• _Exercise task_
Return the records word for word. Any pictures in them are not part of the copy.

━━━━━ Data shown ━━━━━

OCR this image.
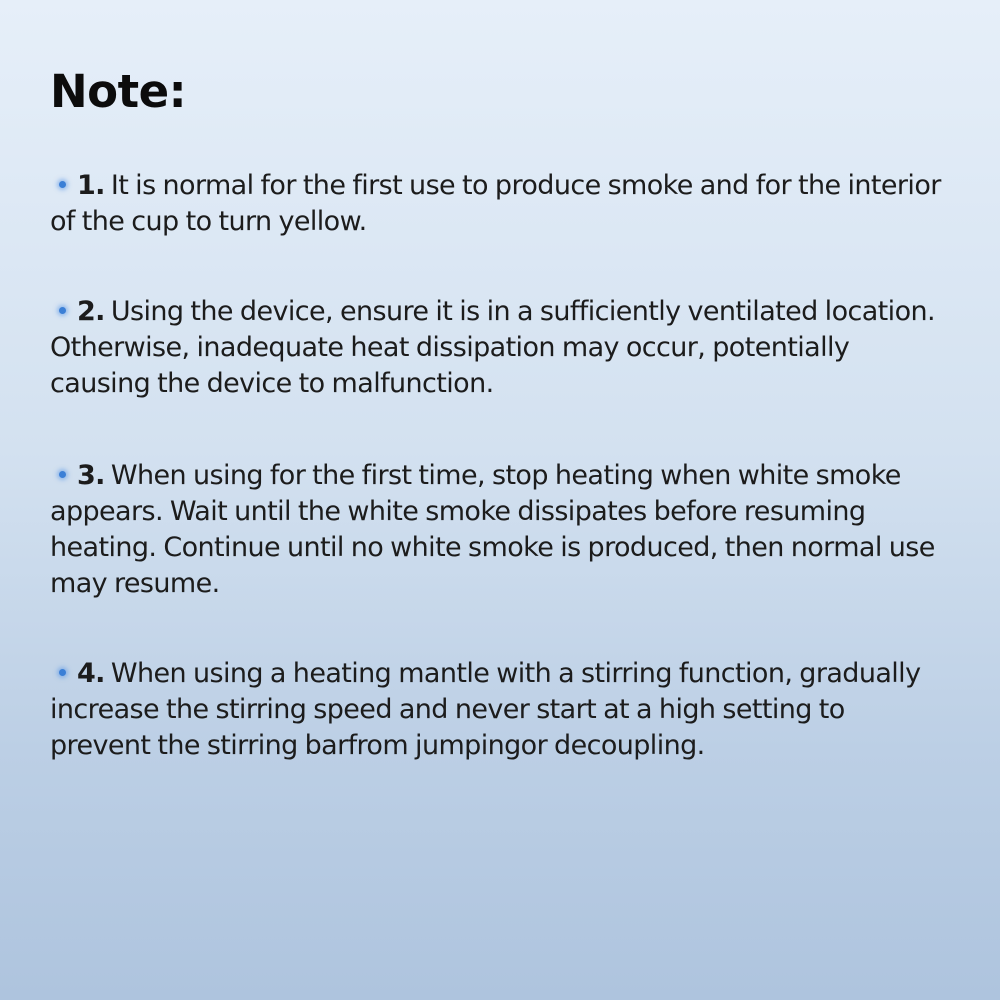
Note:

1. It is normal for the first use to produce smoke and for the interior of the cup to turn yellow.

2. Using the device, ensure it is in a sufficiently ventilated location. Otherwise, inadequate heat dissipation may occur, potentially causing the device to malfunction.

3. When using for the first time, stop heating when white smoke appears. Wait until the white smoke dissipates before resuming heating. Continue until no white smoke is produced, then normal use may resume.

4. When using a heating mantle with a stirring function, gradually increase the stirring speed and never start at a high setting to prevent the stirring barfrom jumpingor decoupling.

━━━━━

• _Reply to the exercise_
OCR this image.
Note:

1. It is normal for the first use to produce smoke and for the interior of the cup to turn yellow.

2. Using the device, ensure it is in a sufficiently ventilated location. Otherwise, inadequate heat dissipation may occur, potentially causing the device to malfunction.

3. When using for the first time, stop heating when white smoke appears. Wait until the white smoke dissipates before resuming heating. Continue until no white smoke is produced, then normal use may resume.

4. When using a heating mantle with a stirring function, gradually increase the stirring speed and never start at a high setting to prevent the stirring barfrom jumpingor decoupling.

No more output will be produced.